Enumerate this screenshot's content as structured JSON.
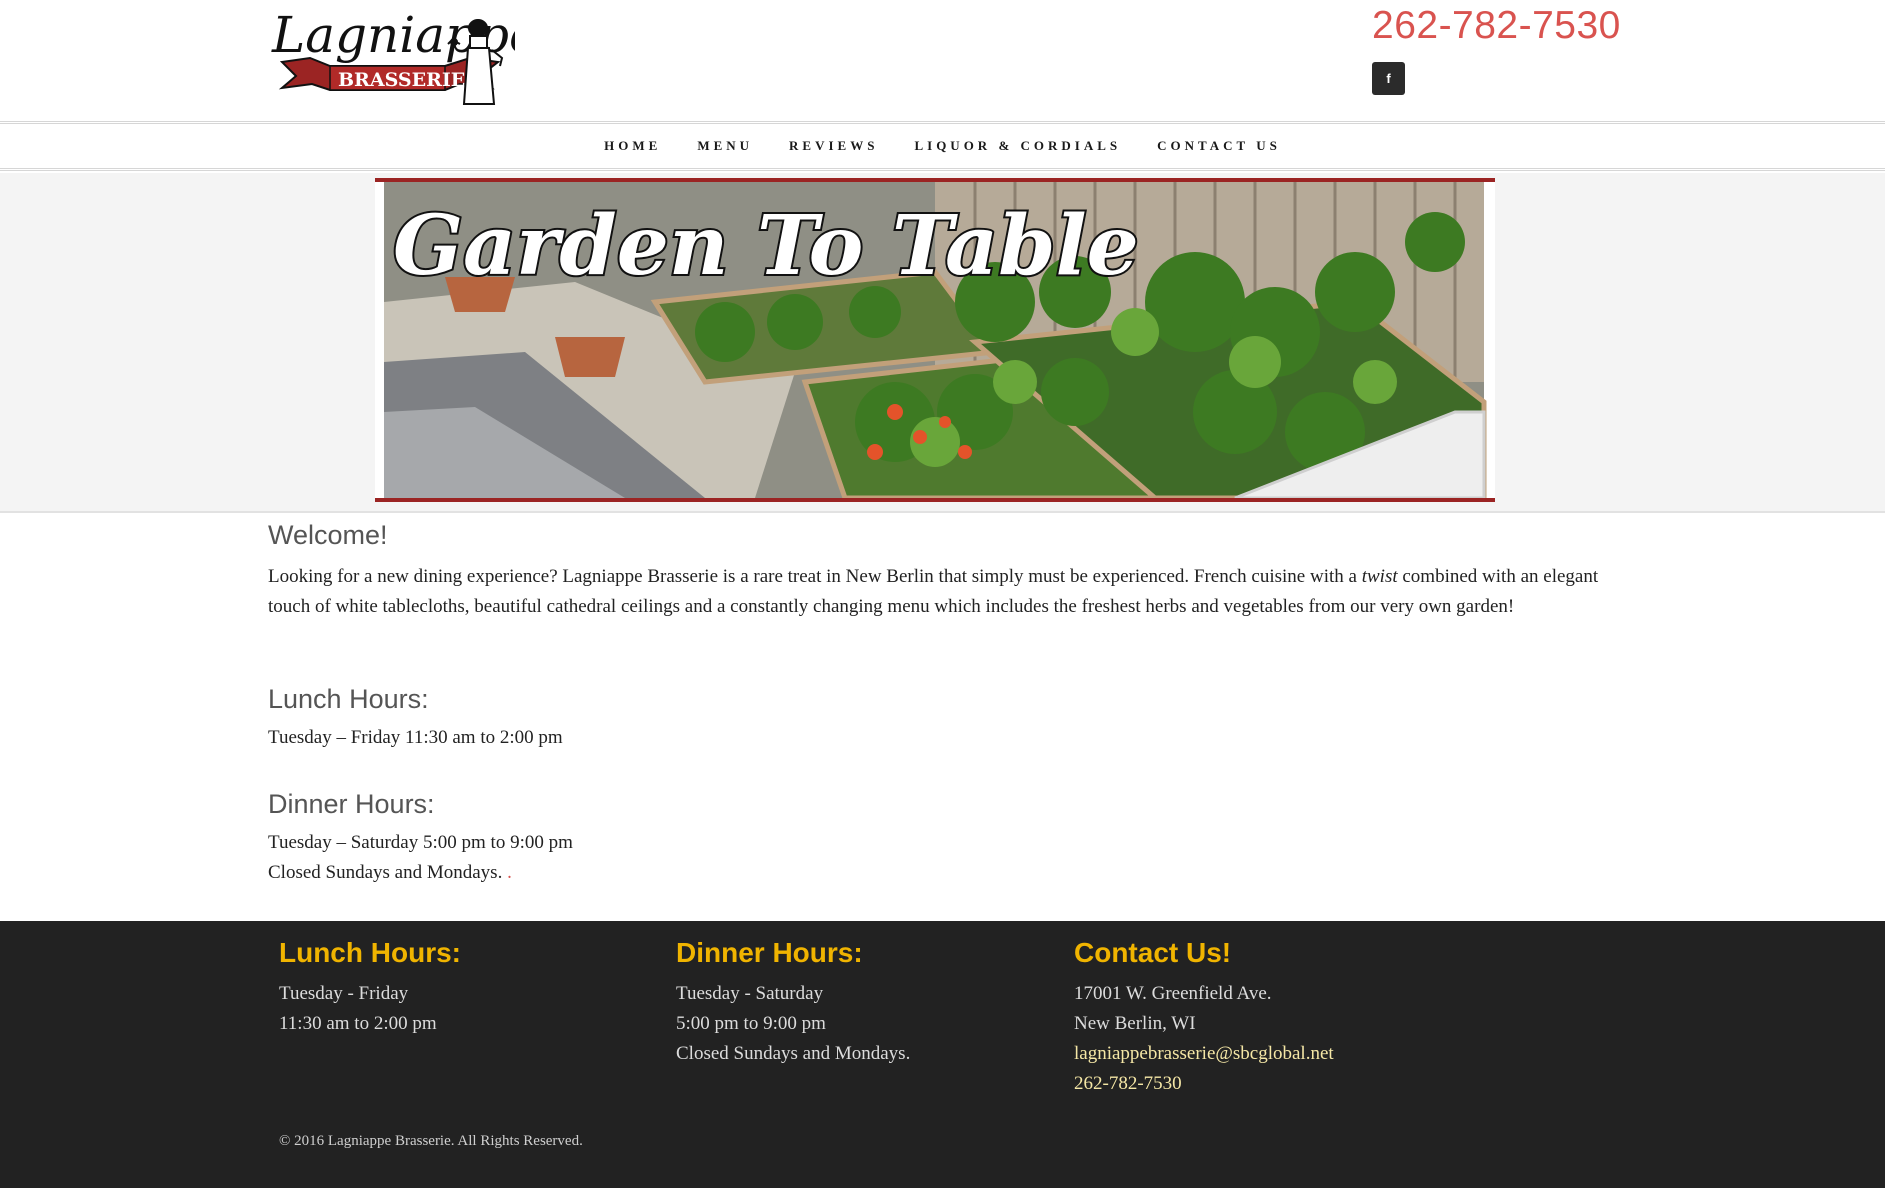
{
  "header": {
    "phone": "262-782-7530",
    "facebook_icon": "f",
    "logo": {
      "name": "Lagniappe",
      "sub": "BRASSERIE"
    }
  },
  "nav": {
    "items": [
      "HOME",
      "MENU",
      "REVIEWS",
      "LIQUOR & CORDIALS",
      "CONTACT US"
    ]
  },
  "banner": {
    "title": "Garden To Table"
  },
  "main": {
    "welcome_title": "Welcome!",
    "intro_part1": "Looking for a new dining experience?  Lagniappe Brasserie is a rare treat in New Berlin that simply must be experienced.  French cuisine with a ",
    "intro_em": "twist",
    "intro_part2": " combined with an elegant touch of white tablecloths, beautiful cathedral ceilings and a constantly changing menu which includes the freshest herbs and vegetables from our very own garden!",
    "lunch_title": "Lunch Hours:",
    "lunch_text": "Tuesday – Friday 11:30 am to 2:00 pm",
    "dinner_title": "Dinner Hours:",
    "dinner_text": "Tuesday – Saturday 5:00 pm to 9:00 pm",
    "closed_text": "Closed Sundays and Mondays. ",
    "closed_dot": "."
  },
  "footer": {
    "lunch": {
      "title": "Lunch Hours:",
      "line1": "Tuesday - Friday",
      "line2": "11:30 am to 2:00 pm"
    },
    "dinner": {
      "title": "Dinner Hours:",
      "line1": "Tuesday - Saturday",
      "line2": "5:00 pm to 9:00 pm",
      "line3": "Closed Sundays and Mondays."
    },
    "contact": {
      "title": "Contact Us!",
      "address1": "17001 W. Greenfield Ave.",
      "address2": "New Berlin, WI",
      "email": "lagniappebrasserie@sbcglobal.net",
      "phone": "262-782-7530"
    },
    "copyright": "© 2016 Lagniappe Brasserie. All Rights Reserved."
  },
  "colors": {
    "accent_red": "#d9534f",
    "banner_border": "#9b2423",
    "footer_heading": "#f0b400",
    "footer_bg": "#222222"
  }
}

**What you need to do**:
In the records above, collect each line with "Friday".

**Exercise solution**:
    "lunch_text": "Tuesday – Friday 11:30 am to 2:00 pm",
      "line1": "Tuesday - Friday",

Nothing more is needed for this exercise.